■ Task directions ■
Check every line of the entries for "start", and copy the lines that hold it.

■ Dataset entries ■

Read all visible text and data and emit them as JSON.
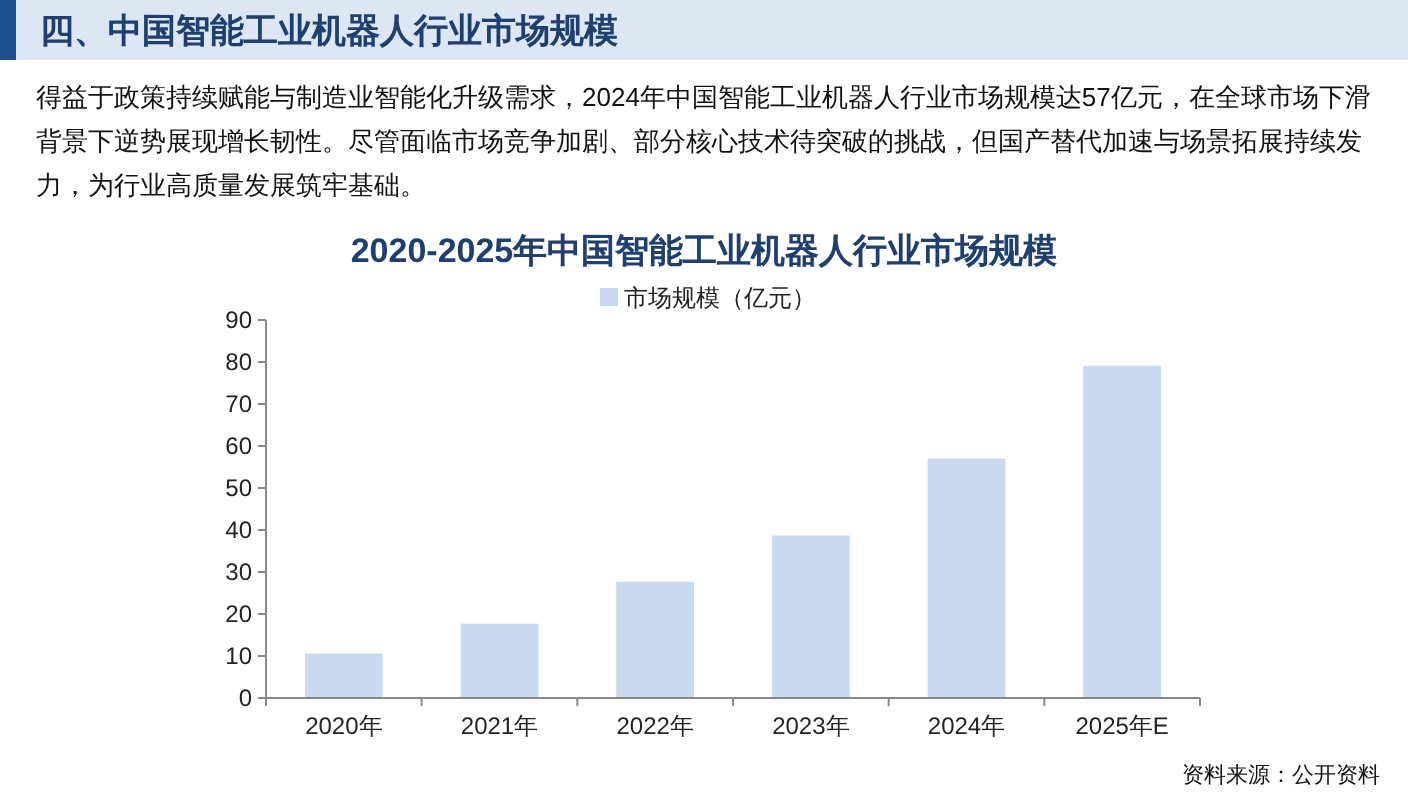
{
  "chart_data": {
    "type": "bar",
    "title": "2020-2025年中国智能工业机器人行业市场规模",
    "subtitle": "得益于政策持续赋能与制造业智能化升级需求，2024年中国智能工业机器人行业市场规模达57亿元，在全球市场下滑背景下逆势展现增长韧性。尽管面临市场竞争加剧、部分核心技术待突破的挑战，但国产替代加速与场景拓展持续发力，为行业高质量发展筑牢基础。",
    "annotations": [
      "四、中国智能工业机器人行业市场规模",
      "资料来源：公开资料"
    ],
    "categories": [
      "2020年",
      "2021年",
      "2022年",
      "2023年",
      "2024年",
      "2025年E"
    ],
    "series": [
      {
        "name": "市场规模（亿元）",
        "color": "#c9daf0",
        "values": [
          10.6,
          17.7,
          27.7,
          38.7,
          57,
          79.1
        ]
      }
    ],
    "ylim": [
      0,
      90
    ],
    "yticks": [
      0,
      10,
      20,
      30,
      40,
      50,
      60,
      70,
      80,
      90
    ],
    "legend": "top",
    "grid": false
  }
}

* * *

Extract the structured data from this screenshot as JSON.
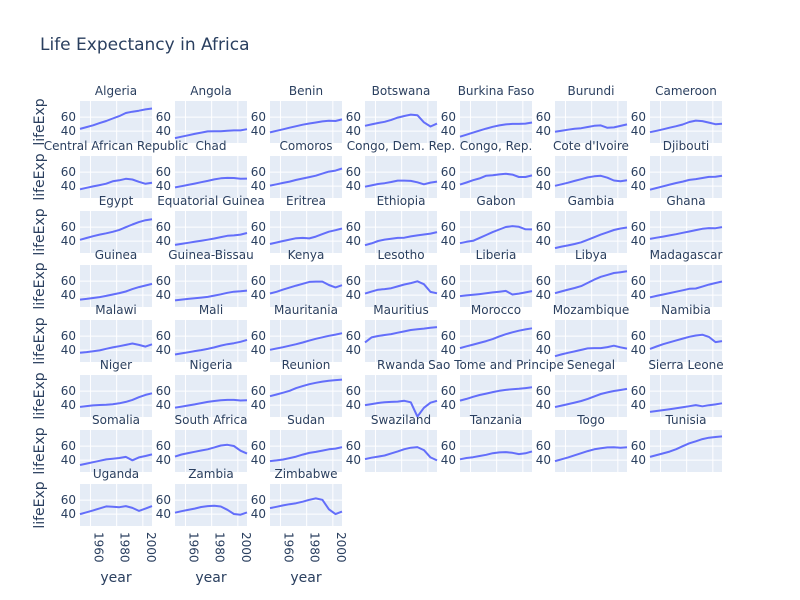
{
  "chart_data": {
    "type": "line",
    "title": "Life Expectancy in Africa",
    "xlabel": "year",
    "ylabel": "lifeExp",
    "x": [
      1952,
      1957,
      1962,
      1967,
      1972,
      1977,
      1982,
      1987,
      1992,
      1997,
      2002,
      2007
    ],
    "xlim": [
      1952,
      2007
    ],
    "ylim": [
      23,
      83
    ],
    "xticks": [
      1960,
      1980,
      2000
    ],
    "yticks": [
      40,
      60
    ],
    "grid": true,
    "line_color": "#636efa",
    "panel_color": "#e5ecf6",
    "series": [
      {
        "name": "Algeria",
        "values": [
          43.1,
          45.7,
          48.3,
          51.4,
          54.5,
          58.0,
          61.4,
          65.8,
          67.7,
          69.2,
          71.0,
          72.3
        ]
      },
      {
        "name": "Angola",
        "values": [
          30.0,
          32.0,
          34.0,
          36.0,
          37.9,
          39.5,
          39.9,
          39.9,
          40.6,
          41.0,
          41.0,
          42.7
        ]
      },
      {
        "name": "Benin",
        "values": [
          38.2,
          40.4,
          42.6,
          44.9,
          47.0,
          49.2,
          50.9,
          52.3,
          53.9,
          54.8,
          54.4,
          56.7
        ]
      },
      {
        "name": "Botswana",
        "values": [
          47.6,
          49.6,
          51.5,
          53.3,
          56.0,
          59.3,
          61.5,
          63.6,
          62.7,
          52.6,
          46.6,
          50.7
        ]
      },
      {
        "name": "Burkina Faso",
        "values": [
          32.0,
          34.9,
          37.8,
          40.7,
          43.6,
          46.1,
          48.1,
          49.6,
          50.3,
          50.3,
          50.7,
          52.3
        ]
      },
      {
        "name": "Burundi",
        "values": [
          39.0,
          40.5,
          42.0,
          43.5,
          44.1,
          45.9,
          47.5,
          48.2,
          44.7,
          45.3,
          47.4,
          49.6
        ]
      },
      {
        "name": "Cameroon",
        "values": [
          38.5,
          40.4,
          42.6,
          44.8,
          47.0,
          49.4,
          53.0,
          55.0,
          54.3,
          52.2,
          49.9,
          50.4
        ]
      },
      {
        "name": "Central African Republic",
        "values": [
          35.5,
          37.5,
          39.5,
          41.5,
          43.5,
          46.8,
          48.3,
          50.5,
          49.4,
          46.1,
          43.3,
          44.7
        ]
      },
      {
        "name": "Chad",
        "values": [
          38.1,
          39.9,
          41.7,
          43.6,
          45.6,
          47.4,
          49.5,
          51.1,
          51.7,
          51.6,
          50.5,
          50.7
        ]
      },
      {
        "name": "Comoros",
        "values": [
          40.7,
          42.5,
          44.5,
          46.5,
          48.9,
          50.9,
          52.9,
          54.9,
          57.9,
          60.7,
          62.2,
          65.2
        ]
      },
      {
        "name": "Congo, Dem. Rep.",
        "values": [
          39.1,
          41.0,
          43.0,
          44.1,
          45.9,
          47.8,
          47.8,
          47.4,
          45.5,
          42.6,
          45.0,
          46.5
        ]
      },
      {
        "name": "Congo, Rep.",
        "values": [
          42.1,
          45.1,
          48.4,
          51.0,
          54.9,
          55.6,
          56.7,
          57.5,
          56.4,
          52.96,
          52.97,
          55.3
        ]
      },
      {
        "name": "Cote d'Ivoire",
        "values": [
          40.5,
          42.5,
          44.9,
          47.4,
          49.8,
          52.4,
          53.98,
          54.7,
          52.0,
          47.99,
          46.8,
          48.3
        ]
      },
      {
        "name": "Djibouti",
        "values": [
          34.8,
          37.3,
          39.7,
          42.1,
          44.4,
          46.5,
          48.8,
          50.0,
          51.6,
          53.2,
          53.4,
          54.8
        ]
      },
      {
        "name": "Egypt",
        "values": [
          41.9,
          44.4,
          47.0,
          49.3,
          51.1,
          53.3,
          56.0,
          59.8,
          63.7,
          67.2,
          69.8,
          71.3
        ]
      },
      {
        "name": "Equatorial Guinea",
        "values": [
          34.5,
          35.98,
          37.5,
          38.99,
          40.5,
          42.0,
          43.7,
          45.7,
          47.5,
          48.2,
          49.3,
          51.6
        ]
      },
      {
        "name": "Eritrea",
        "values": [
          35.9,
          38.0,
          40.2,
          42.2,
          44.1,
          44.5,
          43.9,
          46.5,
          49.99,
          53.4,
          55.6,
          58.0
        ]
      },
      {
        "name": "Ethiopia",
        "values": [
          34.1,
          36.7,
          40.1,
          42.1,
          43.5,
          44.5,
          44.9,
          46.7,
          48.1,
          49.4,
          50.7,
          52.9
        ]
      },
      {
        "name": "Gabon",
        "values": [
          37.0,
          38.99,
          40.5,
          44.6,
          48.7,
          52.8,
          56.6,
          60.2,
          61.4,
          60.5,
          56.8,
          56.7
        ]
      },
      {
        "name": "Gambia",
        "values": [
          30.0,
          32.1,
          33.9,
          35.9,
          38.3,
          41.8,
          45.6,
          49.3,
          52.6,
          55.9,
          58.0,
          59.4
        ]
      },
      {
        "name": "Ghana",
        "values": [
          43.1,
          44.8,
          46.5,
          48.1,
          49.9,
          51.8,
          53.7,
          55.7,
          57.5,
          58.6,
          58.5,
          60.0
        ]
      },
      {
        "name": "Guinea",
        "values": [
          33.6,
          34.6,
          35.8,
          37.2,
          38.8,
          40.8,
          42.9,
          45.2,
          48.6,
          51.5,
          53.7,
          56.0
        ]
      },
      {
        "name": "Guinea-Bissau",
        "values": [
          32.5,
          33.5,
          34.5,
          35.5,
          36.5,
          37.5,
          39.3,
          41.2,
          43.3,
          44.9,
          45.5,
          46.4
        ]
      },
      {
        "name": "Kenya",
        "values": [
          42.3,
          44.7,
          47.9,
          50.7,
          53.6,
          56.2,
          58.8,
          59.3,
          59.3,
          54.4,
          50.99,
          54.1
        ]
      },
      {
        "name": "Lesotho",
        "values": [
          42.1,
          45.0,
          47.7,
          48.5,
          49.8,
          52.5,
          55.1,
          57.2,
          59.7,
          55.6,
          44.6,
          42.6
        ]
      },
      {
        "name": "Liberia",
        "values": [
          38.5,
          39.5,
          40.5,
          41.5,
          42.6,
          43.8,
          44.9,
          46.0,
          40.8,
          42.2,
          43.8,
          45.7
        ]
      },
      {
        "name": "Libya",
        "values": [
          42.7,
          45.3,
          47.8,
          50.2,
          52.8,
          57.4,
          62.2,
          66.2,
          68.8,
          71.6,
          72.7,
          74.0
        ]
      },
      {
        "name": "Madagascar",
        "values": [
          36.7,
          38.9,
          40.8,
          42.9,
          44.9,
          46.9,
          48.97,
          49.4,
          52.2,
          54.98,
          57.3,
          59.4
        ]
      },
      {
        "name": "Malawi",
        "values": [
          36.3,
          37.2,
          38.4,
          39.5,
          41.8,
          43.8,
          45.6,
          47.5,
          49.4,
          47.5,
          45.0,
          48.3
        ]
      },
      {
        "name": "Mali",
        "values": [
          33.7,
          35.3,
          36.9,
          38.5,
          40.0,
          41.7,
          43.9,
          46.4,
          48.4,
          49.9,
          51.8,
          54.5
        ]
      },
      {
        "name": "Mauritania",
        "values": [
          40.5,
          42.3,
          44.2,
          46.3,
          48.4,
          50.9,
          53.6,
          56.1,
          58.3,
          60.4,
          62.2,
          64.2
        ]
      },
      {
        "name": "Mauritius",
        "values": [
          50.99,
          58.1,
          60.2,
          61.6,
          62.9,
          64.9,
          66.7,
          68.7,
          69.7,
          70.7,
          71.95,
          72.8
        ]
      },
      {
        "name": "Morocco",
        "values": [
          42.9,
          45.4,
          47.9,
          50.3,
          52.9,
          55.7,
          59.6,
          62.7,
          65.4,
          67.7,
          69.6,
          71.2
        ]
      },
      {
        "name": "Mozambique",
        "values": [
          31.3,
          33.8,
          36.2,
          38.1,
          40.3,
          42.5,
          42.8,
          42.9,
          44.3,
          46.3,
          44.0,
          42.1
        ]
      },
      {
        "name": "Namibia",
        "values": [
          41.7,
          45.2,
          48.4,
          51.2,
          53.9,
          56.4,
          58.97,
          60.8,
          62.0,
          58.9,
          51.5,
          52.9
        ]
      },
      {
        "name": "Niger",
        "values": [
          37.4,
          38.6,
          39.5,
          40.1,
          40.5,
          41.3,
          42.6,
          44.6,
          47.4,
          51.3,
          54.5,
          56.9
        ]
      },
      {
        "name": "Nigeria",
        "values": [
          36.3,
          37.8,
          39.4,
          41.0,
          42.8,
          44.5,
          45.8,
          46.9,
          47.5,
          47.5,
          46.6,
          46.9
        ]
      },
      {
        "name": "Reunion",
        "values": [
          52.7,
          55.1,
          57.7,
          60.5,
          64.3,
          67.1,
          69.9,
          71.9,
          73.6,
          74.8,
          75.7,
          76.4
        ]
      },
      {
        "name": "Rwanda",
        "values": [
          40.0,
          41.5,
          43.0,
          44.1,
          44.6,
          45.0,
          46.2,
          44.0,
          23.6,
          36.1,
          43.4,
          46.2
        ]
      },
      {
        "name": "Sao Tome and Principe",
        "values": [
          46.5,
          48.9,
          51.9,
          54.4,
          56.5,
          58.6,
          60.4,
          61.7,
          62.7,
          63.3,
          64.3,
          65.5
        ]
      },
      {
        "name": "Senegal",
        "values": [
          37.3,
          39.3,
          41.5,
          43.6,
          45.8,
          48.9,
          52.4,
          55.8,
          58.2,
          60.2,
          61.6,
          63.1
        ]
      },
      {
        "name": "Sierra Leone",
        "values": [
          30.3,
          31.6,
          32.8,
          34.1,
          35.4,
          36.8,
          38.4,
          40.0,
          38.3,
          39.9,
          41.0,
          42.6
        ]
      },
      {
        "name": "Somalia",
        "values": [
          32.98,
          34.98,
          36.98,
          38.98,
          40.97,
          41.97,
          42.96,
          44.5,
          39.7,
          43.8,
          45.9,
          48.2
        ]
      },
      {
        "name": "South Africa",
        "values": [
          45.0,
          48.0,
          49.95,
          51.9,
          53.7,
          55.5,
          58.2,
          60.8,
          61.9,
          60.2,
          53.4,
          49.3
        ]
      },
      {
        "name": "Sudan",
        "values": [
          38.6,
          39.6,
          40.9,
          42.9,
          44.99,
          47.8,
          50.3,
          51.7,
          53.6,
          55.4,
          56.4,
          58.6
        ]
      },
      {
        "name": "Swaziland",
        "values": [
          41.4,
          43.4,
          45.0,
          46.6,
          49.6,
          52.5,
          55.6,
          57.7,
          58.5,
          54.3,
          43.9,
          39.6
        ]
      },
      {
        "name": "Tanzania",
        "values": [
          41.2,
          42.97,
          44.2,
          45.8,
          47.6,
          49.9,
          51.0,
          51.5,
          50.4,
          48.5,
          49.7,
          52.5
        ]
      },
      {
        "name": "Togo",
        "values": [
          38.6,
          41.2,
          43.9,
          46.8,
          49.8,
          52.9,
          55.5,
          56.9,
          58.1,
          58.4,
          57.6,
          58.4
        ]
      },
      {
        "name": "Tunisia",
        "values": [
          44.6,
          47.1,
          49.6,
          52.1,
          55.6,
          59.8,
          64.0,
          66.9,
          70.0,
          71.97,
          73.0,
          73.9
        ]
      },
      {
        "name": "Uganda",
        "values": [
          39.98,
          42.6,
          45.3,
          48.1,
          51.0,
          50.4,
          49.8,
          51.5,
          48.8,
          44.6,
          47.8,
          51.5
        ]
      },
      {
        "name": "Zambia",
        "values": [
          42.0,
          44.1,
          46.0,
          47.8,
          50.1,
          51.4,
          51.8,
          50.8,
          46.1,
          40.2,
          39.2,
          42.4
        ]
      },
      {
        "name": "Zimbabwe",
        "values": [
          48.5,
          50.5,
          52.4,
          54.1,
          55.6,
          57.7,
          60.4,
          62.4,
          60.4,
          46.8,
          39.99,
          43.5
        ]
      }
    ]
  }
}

--

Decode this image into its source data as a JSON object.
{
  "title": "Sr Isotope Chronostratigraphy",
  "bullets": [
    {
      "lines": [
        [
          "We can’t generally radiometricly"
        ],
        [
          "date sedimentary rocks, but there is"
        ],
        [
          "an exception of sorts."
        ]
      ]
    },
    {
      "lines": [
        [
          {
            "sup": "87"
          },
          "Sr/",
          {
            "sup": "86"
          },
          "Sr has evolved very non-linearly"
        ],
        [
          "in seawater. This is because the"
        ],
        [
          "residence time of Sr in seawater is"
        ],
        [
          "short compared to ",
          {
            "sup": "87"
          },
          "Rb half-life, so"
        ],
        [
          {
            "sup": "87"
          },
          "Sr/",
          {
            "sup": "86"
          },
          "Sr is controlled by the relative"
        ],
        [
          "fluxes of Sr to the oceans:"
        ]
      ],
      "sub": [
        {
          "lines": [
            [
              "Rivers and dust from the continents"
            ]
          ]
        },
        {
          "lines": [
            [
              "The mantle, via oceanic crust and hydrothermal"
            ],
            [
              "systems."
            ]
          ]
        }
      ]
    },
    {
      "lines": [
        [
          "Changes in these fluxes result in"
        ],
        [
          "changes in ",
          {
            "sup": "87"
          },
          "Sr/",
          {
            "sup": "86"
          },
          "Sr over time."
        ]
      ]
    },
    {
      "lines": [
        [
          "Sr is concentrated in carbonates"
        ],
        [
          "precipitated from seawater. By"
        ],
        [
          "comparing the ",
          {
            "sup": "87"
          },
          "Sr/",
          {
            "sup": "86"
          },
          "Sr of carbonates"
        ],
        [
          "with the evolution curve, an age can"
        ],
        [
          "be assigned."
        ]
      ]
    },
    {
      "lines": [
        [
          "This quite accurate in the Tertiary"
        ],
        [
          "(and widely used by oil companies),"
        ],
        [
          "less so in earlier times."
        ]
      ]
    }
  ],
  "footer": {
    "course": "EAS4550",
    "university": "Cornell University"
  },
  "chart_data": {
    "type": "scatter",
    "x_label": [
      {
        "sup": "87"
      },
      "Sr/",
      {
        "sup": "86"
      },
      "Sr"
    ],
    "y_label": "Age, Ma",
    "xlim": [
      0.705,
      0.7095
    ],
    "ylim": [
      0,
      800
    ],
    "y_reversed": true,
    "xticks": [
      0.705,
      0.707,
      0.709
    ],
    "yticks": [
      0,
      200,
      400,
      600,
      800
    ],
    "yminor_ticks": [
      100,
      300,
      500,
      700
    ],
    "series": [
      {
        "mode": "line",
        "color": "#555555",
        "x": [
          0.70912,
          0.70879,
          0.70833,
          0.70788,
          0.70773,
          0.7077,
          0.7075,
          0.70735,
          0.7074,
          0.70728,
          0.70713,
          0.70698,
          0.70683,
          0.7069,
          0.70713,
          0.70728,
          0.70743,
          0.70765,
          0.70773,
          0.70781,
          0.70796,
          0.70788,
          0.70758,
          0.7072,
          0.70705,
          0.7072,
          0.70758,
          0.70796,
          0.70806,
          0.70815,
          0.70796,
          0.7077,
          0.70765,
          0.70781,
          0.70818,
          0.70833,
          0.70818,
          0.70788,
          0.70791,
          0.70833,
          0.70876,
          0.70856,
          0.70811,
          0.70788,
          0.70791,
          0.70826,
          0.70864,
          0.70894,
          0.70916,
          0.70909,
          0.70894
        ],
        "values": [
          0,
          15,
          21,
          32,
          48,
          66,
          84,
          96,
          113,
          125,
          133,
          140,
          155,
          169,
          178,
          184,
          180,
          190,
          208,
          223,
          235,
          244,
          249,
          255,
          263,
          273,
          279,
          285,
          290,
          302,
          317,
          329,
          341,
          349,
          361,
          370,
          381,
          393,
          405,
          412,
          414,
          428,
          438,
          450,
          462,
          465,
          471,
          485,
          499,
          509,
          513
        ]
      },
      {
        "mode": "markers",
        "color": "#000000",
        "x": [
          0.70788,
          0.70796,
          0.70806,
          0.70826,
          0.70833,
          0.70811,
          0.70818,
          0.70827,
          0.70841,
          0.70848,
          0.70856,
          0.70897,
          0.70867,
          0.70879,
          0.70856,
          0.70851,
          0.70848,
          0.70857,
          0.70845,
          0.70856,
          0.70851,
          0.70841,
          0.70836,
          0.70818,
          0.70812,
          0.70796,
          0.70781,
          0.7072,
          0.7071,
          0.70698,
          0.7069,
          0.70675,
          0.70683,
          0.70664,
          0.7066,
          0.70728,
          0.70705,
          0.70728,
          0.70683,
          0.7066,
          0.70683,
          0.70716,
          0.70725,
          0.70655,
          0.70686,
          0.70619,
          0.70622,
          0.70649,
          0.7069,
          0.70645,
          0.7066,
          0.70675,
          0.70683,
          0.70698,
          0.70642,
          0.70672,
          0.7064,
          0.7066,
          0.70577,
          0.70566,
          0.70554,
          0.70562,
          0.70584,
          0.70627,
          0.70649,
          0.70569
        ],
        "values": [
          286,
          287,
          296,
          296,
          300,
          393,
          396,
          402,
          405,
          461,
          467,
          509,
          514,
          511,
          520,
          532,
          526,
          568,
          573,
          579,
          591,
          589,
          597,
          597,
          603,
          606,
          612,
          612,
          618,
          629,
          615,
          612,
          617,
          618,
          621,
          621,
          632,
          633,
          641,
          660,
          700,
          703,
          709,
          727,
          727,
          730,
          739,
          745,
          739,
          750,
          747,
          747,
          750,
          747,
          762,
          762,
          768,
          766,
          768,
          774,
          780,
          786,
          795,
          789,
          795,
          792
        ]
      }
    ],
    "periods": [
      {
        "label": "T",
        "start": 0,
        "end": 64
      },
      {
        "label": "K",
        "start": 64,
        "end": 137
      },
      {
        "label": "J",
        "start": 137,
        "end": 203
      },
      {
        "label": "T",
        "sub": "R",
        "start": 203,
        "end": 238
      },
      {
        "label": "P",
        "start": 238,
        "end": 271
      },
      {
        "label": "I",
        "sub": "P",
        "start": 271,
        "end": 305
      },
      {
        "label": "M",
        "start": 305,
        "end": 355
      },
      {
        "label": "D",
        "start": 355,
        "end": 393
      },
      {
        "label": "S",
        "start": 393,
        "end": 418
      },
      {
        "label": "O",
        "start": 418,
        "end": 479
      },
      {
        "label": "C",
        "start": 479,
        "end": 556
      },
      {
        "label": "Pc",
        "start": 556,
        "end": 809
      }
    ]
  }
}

■ Solution to the exercise ■
        "start": 0,
        "start": 64,
        "start": 137,
        "start": 203,
        "start": 238,
        "start": 271,
        "start": 305,
        "start": 355,
        "start": 393,
        "start": 418,
        "start": 479,
        "start": 556,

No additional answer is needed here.